[GIVEN PASSAGE]:
****

## SF Crime Data Analysis with PySpark

In this notebook we use PySpark to explore a dataset from the San Francisco Police Department.
Dataset link: [https://data.sfgov.org/Public-Safety/sf-data/skgt-fej3/data](https://data.sfgov.org/Public-Safety/sf-data/skgt-fej3/data)

In [None]:
# Create a SparkSession
from pyspark.sql import SparkSession

spark = SparkSession.builder.appName("SF Crime Analysis").getOrCreate()
sc = spark.sparkContext
print('SparkSession started')

In [None]:
# Read the CSV data using an RDD
from csv import reader

# Read all lines from the CSV file
crime_data_lines = sc.textFile('data/sf_crime.csv')

# Convert each line to a list of strings (removing extra quotes)
df_crimes = crime_data_lines.map(lambda line: [x.strip('"') for x in next(reader([line]))])

In [None]:
# Extract header and filter it out
header = df_crimes.first()
print("Header:", header)
crimes = df_crimes.filter(lambda x: x != header)
print("First two data rows:", crimes.take(2))

In [None]:
# Convert the RDD of lists to an RDD of Rows
from pyspark.sql import Row

def list_to_row(keys, values):
    row_dict = dict(zip(keys, values))
    return Row(**row_dict)

rdd_rows = crimes.map(lambda x: list_to_row(header, x))
df = spark.createDataFrame(rdd_rows)
print("DataFrame created")

In [None]:
# Show the DataFrame (first 20 rows)
df.show()

In [None]:
# Replace columns 'X' and 'Y' with 'Longitude' and 'Latitude' and cast them as float
df = df.withColumn('X', df['X'].cast('float')).withColumn('Y', df['Y'].cast('float'))
df = df.withColumnRenamed('X', 'Longitude').withColumnRenamed('Y', 'Latitude')

****

[MATERIAL]:

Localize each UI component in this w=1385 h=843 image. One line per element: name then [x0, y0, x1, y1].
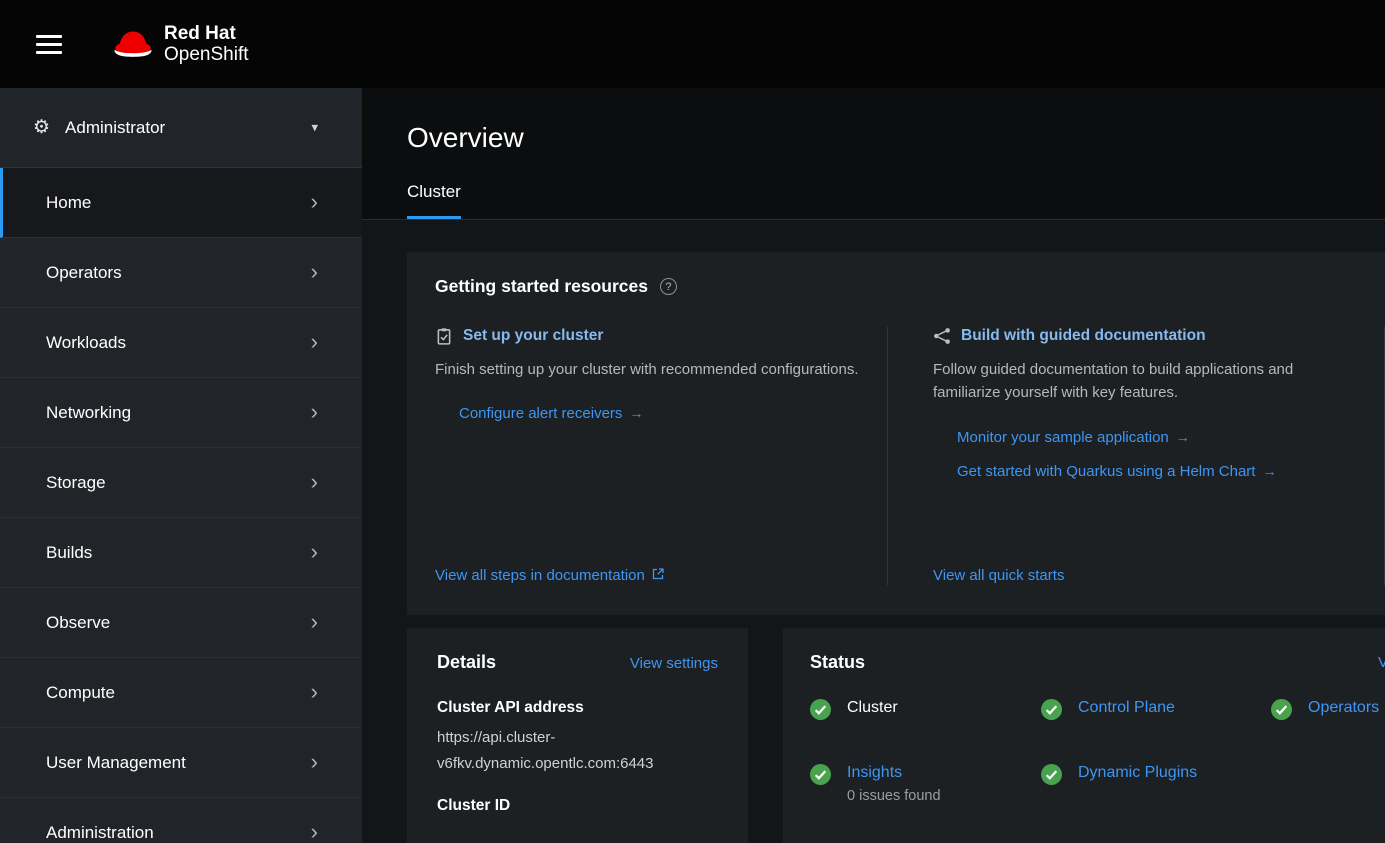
chevron-right-icon: › — [311, 468, 318, 494]
sidebar-item-label: Home — [46, 193, 91, 213]
page-header: Overview Cluster — [362, 88, 1385, 220]
sidebar-item-builds[interactable]: Builds › — [0, 518, 362, 588]
monitor-sample-application-link[interactable]: Monitor your sample application→ — [957, 429, 1360, 446]
success-check-icon — [1041, 764, 1062, 785]
brand-openshift-text: OpenShift — [164, 44, 249, 65]
getting-started-title: Getting started resources — [435, 276, 648, 297]
chevron-right-icon: › — [311, 678, 318, 704]
sidebar-item-label: Storage — [46, 473, 106, 493]
view-all-quick-starts-link[interactable]: View all quick starts — [933, 567, 1064, 584]
sidebar-item-home[interactable]: Home › — [0, 168, 362, 238]
route-icon — [933, 327, 951, 345]
status-item-dynamic-plugins: Dynamic Plugins — [1041, 764, 1271, 804]
cluster-api-address-value: https://api.cluster-v6fkv.dynamic.opentl… — [437, 725, 718, 777]
status-link-operators[interactable]: Operators — [1308, 699, 1379, 716]
sidebar: ⚙ Administrator ▾ Home › Operators › Wor… — [0, 88, 362, 843]
sidebar-item-label: Compute — [46, 683, 115, 703]
checklist-icon — [435, 327, 453, 345]
status-title: Status — [810, 652, 865, 673]
external-link-icon — [652, 568, 664, 580]
caret-down-icon: ▾ — [311, 119, 318, 135]
help-icon[interactable]: ? — [660, 278, 677, 295]
masthead: Red Hat OpenShift — [0, 0, 1385, 88]
sidebar-item-operators[interactable]: Operators › — [0, 238, 362, 308]
success-check-icon — [1271, 699, 1292, 720]
cog-icon: ⚙ — [33, 116, 50, 139]
insights-issues-count: 0 issues found — [847, 788, 941, 804]
chevron-right-icon: › — [311, 398, 318, 424]
sidebar-item-administration[interactable]: Administration › — [0, 798, 362, 843]
main-content: Overview Cluster Getting started resourc… — [362, 88, 1385, 843]
page-title: Overview — [407, 122, 1385, 154]
status-item-control-plane: Control Plane — [1041, 699, 1271, 720]
cluster-api-address-label: Cluster API address — [437, 699, 718, 717]
success-check-icon — [1041, 699, 1062, 720]
status-link-insights[interactable]: Insights — [847, 764, 902, 781]
guided-documentation-column: Build with guided documentation Follow g… — [887, 327, 1384, 585]
brand-redhat-text: Red Hat — [164, 23, 249, 44]
chevron-right-icon: › — [311, 818, 318, 843]
guided-documentation-description: Follow guided documentation to build app… — [933, 358, 1360, 405]
success-check-icon — [810, 764, 831, 785]
view-alerts-link[interactable]: View alerts — [1378, 654, 1385, 671]
sidebar-item-label: User Management — [46, 753, 186, 773]
arrow-right-icon: → — [629, 405, 643, 421]
status-link-dynamic-plugins[interactable]: Dynamic Plugins — [1078, 764, 1197, 781]
success-check-icon — [810, 699, 831, 720]
sidebar-item-observe[interactable]: Observe › — [0, 588, 362, 658]
chevron-right-icon: › — [311, 328, 318, 354]
sidebar-item-label: Administration — [46, 823, 154, 843]
view-settings-link[interactable]: View settings — [630, 655, 718, 672]
sidebar-item-workloads[interactable]: Workloads › — [0, 308, 362, 378]
sidebar-nav: Home › Operators › Workloads › Networkin… — [0, 168, 362, 843]
sidebar-item-storage[interactable]: Storage › — [0, 448, 362, 518]
nav-toggle-button[interactable] — [30, 29, 68, 60]
sidebar-item-label: Workloads — [46, 333, 126, 353]
sidebar-item-compute[interactable]: Compute › — [0, 658, 362, 728]
perspective-switcher[interactable]: ⚙ Administrator ▾ — [0, 88, 362, 168]
status-item-operators: Operators — [1271, 699, 1385, 720]
brand-logo: Red Hat OpenShift — [110, 23, 249, 65]
tab-bar: Cluster — [407, 182, 1385, 219]
sidebar-item-label: Observe — [46, 613, 110, 633]
redhat-fedora-icon — [110, 27, 156, 61]
chevron-right-icon: › — [311, 748, 318, 774]
setup-cluster-description: Finish setting up your cluster with reco… — [435, 358, 863, 381]
details-title: Details — [437, 652, 496, 673]
status-link-control-plane[interactable]: Control Plane — [1078, 699, 1175, 716]
quarkus-helm-chart-link[interactable]: Get started with Quarkus using a Helm Ch… — [957, 463, 1360, 480]
arrow-right-icon: → — [1176, 429, 1190, 445]
getting-started-card: Getting started resources ? Set up your … — [407, 252, 1385, 615]
tab-cluster[interactable]: Cluster — [407, 182, 461, 219]
chevron-right-icon: › — [311, 608, 318, 634]
status-label-cluster: Cluster — [847, 699, 898, 716]
arrow-right-icon: → — [1262, 463, 1276, 479]
chevron-right-icon: › — [311, 188, 318, 214]
configure-alert-receivers-link[interactable]: Configure alert receivers→ — [459, 405, 863, 422]
guided-documentation-link[interactable]: Build with guided documentation — [961, 327, 1206, 345]
details-card: Details View settings Cluster API addres… — [407, 628, 748, 843]
sidebar-item-networking[interactable]: Networking › — [0, 378, 362, 448]
status-grid: Cluster Control Plane — [810, 699, 1385, 804]
sidebar-item-label: Operators — [46, 263, 122, 283]
chevron-right-icon: › — [311, 258, 318, 284]
chevron-right-icon: › — [311, 538, 318, 564]
setup-cluster-link[interactable]: Set up your cluster — [463, 327, 603, 345]
perspective-label: Administrator — [65, 118, 165, 138]
status-item-cluster: Cluster — [810, 699, 1041, 720]
view-all-steps-link[interactable]: View all steps in documentation — [435, 567, 664, 584]
sidebar-item-label: Networking — [46, 403, 131, 423]
overview-content: Getting started resources ? Set up your … — [362, 220, 1385, 843]
sidebar-item-label: Builds — [46, 543, 92, 563]
status-item-insights: Insights 0 issues found — [810, 764, 1041, 804]
sidebar-item-user-management[interactable]: User Management › — [0, 728, 362, 798]
setup-cluster-column: Set up your cluster Finish setting up yo… — [407, 327, 887, 585]
cluster-id-label: Cluster ID — [437, 797, 718, 815]
status-card: Status View alerts Cluster — [783, 628, 1385, 843]
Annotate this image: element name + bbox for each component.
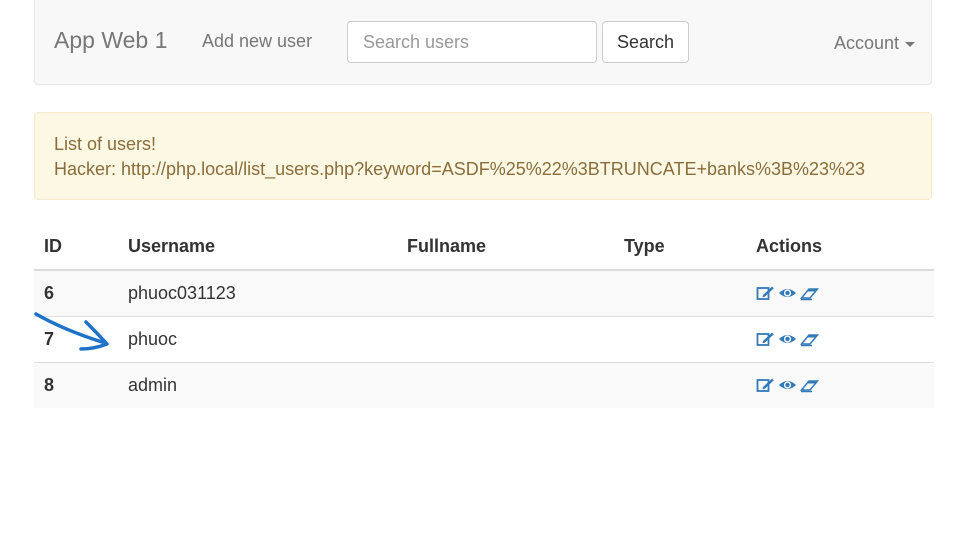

****

[TASK DIRECTIONS]:
In the SF crime notebook, which new names replace the columns 'X' and 'Y'?

[FULL SOLUTION]:
'X' becomes 'Longitude' and 'Y' becomes 'Latitude'.